+++ Material for this exercise
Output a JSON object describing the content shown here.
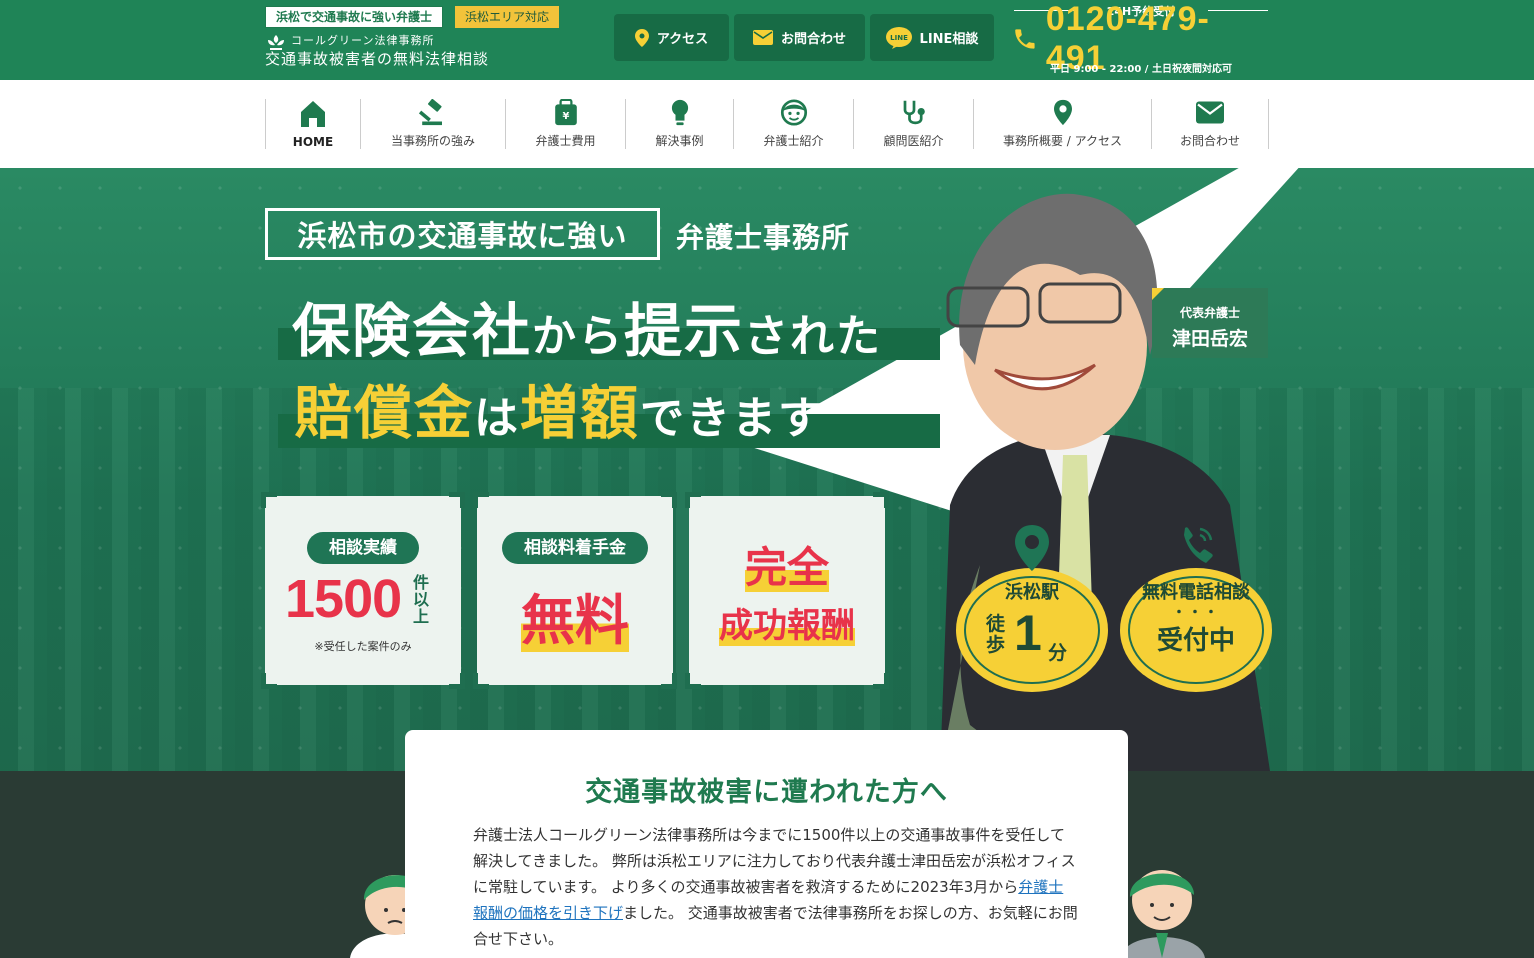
{
  "header": {
    "tag_primary": "浜松で交通事故に強い弁護士",
    "tag_area": "浜松エリア対応",
    "logo_firm": "コールグリーン法律事務所",
    "logo_title": "交通事故被害者の無料法律相談",
    "buttons": {
      "access": "アクセス",
      "contact": "お問合わせ",
      "line": "LINE相談"
    },
    "line_badge": "LINE",
    "phone_label": "24H予約受付",
    "phone_number": "0120-479-491",
    "phone_hours": "平日 9:00 - 22:00 / 土日祝夜間対応可"
  },
  "nav": [
    {
      "label": "HOME",
      "icon": "home-icon"
    },
    {
      "label": "当事務所の強み",
      "icon": "gavel-icon"
    },
    {
      "label": "弁護士費用",
      "icon": "wallet-icon"
    },
    {
      "label": "解決事例",
      "icon": "lightbulb-icon"
    },
    {
      "label": "弁護士紹介",
      "icon": "face-icon"
    },
    {
      "label": "顧問医紹介",
      "icon": "stethoscope-icon"
    },
    {
      "label": "事務所概要 / アクセス",
      "icon": "map-pin-icon"
    },
    {
      "label": "お問合わせ",
      "icon": "mail-icon"
    }
  ],
  "hero": {
    "subtitle_box": "浜松市の交通事故に強い",
    "subtitle_rest": "弁護士事務所",
    "headline1": {
      "a": "保険会社",
      "b": "から",
      "c": "提示",
      "d": "された"
    },
    "headline2": {
      "a": "賠償金",
      "b": "は",
      "c": "増額",
      "d": "できます"
    },
    "lawyer_role": "代表弁護士",
    "lawyer_name": "津田岳宏",
    "cards": {
      "c1_label": "相談実績",
      "c1_value": "1500",
      "c1_unit": "件以上",
      "c1_note": "※受任した案件のみ",
      "c2_label": "相談料着手金",
      "c2_value": "無料",
      "c3_line1": "完全",
      "c3_line2": "成功報酬"
    },
    "badges": {
      "b1_title": "浜松駅",
      "b1_walk": "徒歩",
      "b1_num": "1",
      "b1_unit": "分",
      "b2_title": "無料電話相談",
      "b2_dots": "・・・",
      "b2_status": "受付中"
    }
  },
  "intro": {
    "heading": "交通事故被害に遭われた方へ",
    "p1": "弁護士法人コールグリーン法律事務所は今までに1500件以上の交通事故事件を受任して解決してきました。 弊所は浜松エリアに注力しており代表弁護士津田岳宏が浜松オフィスに常駐しています。 より多くの交通事故被害者を救済するために2023年3月から",
    "link": "弁護士報酬の価格を引き下げ",
    "p2": "ました。 交通事故被害者で法律事務所をお探しの方、お気軽にお問合せ下さい。"
  },
  "colors": {
    "brand_green": "#1f8457",
    "accent_yellow": "#f6d036",
    "accent_red": "#e8334a"
  }
}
++++++
Quote every line of the records above exactly; no picture is to be copied.

▶ **The reply**:
Output a JSON object describing the content shown here.
{
  "header": {
    "tag_primary": "浜松で交通事故に強い弁護士",
    "tag_area": "浜松エリア対応",
    "logo_firm": "コールグリーン法律事務所",
    "logo_title": "交通事故被害者の無料法律相談",
    "buttons": {
      "access": "アクセス",
      "contact": "お問合わせ",
      "line": "LINE相談"
    },
    "line_badge": "LINE",
    "phone_label": "24H予約受付",
    "phone_number": "0120-479-491",
    "phone_hours": "平日 9:00 - 22:00 / 土日祝夜間対応可"
  },
  "nav": [
    {
      "label": "HOME",
      "icon": "home-icon"
    },
    {
      "label": "当事務所の強み",
      "icon": "gavel-icon"
    },
    {
      "label": "弁護士費用",
      "icon": "wallet-icon"
    },
    {
      "label": "解決事例",
      "icon": "lightbulb-icon"
    },
    {
      "label": "弁護士紹介",
      "icon": "face-icon"
    },
    {
      "label": "顧問医紹介",
      "icon": "stethoscope-icon"
    },
    {
      "label": "事務所概要 / アクセス",
      "icon": "map-pin-icon"
    },
    {
      "label": "お問合わせ",
      "icon": "mail-icon"
    }
  ],
  "hero": {
    "subtitle_box": "浜松市の交通事故に強い",
    "subtitle_rest": "弁護士事務所",
    "headline1": {
      "a": "保険会社",
      "b": "から",
      "c": "提示",
      "d": "された"
    },
    "headline2": {
      "a": "賠償金",
      "b": "は",
      "c": "増額",
      "d": "できます"
    },
    "lawyer_role": "代表弁護士",
    "lawyer_name": "津田岳宏",
    "cards": {
      "c1_label": "相談実績",
      "c1_value": "1500",
      "c1_unit": "件以上",
      "c1_note": "※受任した案件のみ",
      "c2_label": "相談料着手金",
      "c2_value": "無料",
      "c3_line1": "完全",
      "c3_line2": "成功報酬"
    },
    "badges": {
      "b1_title": "浜松駅",
      "b1_walk": "徒歩",
      "b1_num": "1",
      "b1_unit": "分",
      "b2_title": "無料電話相談",
      "b2_dots": "・・・",
      "b2_status": "受付中"
    }
  },
  "intro": {
    "heading": "交通事故被害に遭われた方へ",
    "p1": "弁護士法人コールグリーン法律事務所は今までに1500件以上の交通事故事件を受任して解決してきました。 弊所は浜松エリアに注力しており代表弁護士津田岳宏が浜松オフィスに常駐しています。 より多くの交通事故被害者を救済するために2023年3月から",
    "link": "弁護士報酬の価格を引き下げ",
    "p2": "ました。 交通事故被害者で法律事務所をお探しの方、お気軽にお問合せ下さい。"
  },
  "colors": {
    "brand_green": "#1f8457",
    "accent_yellow": "#f6d036",
    "accent_red": "#e8334a"
  }
}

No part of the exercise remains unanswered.